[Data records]
┄┄┄┄┄┄┄┄┄┄┄┄┄┄┄┄┄┄┄┄

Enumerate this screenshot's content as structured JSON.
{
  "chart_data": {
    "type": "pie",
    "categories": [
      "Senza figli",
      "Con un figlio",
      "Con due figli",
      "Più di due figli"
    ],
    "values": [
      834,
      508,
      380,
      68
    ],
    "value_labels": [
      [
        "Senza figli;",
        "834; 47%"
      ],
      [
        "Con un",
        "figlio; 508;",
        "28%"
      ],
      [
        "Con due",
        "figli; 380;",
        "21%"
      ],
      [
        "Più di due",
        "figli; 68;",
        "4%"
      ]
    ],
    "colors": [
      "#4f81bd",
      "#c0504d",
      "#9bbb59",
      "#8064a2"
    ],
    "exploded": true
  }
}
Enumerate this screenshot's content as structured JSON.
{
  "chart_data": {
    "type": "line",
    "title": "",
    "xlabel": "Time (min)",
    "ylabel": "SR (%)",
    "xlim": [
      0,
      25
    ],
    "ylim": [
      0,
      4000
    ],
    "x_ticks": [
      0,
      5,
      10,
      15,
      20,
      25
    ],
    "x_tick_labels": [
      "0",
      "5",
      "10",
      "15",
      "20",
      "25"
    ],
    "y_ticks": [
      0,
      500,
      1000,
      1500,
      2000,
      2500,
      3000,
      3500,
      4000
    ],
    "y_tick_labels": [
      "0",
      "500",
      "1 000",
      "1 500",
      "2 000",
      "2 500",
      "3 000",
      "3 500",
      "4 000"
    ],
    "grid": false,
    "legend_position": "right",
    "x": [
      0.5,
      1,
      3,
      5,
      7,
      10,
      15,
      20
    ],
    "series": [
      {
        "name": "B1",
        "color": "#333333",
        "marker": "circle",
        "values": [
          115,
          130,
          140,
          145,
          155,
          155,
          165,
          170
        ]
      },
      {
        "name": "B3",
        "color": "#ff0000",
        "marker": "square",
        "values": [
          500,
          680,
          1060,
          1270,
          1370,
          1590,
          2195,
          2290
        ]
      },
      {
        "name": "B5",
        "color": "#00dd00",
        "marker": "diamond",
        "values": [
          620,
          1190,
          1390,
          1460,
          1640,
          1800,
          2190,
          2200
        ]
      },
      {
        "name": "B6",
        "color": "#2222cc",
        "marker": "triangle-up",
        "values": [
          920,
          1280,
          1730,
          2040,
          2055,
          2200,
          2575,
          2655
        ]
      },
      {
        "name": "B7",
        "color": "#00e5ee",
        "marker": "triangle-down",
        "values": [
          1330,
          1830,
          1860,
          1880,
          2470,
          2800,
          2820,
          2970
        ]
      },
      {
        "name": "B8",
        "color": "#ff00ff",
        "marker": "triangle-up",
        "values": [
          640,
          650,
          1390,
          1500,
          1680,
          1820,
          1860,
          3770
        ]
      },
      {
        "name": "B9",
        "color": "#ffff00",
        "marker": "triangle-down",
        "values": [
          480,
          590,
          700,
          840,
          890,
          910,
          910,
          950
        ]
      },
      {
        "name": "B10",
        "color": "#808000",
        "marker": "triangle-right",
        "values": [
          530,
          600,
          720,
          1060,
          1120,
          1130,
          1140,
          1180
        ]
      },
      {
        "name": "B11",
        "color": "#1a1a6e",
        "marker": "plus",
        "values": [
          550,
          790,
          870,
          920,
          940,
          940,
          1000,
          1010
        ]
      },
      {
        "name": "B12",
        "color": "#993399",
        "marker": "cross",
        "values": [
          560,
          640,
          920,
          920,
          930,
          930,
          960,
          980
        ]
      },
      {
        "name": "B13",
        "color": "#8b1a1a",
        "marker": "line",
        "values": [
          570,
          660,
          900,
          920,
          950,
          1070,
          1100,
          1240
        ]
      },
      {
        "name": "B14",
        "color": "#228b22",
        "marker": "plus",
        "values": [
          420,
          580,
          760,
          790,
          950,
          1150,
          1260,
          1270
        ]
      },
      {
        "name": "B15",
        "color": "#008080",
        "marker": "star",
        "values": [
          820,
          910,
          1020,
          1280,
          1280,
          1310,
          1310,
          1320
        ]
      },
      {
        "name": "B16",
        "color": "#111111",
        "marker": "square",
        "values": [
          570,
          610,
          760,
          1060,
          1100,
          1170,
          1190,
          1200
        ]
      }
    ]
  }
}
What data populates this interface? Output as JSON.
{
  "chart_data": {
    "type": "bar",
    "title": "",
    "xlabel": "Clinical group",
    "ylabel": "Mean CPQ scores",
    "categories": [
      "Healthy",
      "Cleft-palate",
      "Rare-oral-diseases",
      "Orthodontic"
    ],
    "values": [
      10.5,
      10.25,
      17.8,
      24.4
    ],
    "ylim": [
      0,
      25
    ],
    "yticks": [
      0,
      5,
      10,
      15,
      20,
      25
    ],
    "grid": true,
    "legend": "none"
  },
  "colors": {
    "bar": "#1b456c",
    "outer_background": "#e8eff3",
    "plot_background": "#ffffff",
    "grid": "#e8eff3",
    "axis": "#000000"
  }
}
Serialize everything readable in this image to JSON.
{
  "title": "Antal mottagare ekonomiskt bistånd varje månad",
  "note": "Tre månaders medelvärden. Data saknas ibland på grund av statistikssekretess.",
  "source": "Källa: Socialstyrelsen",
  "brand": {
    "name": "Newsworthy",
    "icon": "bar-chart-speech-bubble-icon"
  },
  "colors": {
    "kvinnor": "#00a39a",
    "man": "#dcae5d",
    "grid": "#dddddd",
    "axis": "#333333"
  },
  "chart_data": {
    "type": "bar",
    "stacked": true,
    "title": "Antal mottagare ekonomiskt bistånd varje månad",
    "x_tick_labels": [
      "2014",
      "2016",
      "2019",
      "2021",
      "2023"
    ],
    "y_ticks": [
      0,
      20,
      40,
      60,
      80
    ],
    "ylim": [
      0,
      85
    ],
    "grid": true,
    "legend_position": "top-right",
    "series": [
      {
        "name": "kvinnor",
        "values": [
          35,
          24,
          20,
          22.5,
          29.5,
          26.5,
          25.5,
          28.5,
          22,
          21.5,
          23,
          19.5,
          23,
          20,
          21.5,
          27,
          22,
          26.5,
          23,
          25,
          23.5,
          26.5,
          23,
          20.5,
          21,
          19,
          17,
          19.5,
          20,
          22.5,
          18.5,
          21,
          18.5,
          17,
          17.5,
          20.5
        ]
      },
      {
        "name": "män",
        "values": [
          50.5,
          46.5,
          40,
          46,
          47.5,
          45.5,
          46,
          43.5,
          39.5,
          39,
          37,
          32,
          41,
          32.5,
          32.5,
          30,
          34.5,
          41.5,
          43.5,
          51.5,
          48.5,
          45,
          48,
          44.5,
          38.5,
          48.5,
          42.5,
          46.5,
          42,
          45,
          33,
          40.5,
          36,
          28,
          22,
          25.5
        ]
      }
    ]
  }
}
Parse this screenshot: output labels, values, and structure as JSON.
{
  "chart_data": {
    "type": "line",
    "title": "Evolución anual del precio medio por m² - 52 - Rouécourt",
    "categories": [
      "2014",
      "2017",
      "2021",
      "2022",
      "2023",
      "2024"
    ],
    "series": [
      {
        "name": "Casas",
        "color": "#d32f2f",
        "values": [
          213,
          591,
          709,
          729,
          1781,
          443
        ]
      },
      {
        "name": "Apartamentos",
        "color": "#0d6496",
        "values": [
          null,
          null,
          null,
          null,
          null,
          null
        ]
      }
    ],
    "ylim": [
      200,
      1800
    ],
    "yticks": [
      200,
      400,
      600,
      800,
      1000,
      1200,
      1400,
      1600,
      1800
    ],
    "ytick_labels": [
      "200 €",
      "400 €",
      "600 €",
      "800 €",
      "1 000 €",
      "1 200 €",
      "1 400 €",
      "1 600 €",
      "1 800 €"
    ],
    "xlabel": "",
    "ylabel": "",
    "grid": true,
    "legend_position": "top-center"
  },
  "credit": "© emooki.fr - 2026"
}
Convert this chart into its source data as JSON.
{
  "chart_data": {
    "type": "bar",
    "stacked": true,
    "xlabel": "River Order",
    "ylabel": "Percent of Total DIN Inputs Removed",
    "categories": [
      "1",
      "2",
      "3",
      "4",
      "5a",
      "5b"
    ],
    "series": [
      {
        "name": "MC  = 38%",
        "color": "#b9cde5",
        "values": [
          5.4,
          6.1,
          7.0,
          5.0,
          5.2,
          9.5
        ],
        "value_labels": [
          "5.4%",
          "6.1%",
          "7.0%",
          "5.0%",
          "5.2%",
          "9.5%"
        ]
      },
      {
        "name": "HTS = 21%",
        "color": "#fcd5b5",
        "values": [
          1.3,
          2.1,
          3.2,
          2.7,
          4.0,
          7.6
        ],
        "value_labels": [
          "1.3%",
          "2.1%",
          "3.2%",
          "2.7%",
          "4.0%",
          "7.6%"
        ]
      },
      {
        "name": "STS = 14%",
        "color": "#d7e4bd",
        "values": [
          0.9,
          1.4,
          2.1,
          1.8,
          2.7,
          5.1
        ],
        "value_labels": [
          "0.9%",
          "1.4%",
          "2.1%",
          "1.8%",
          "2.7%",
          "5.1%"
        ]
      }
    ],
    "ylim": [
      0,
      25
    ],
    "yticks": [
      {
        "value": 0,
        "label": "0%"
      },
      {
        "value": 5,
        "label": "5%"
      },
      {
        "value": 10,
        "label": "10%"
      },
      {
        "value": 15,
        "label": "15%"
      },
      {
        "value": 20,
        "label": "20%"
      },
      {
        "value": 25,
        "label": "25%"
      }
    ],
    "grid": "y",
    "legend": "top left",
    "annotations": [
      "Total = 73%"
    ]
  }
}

┄┄┄┄┄┄┄┄┄┄┄┄┄┄┄┄┄┄┄┄

Brief
Write only the number of lines in the data above that include "Antal".

Correct result
2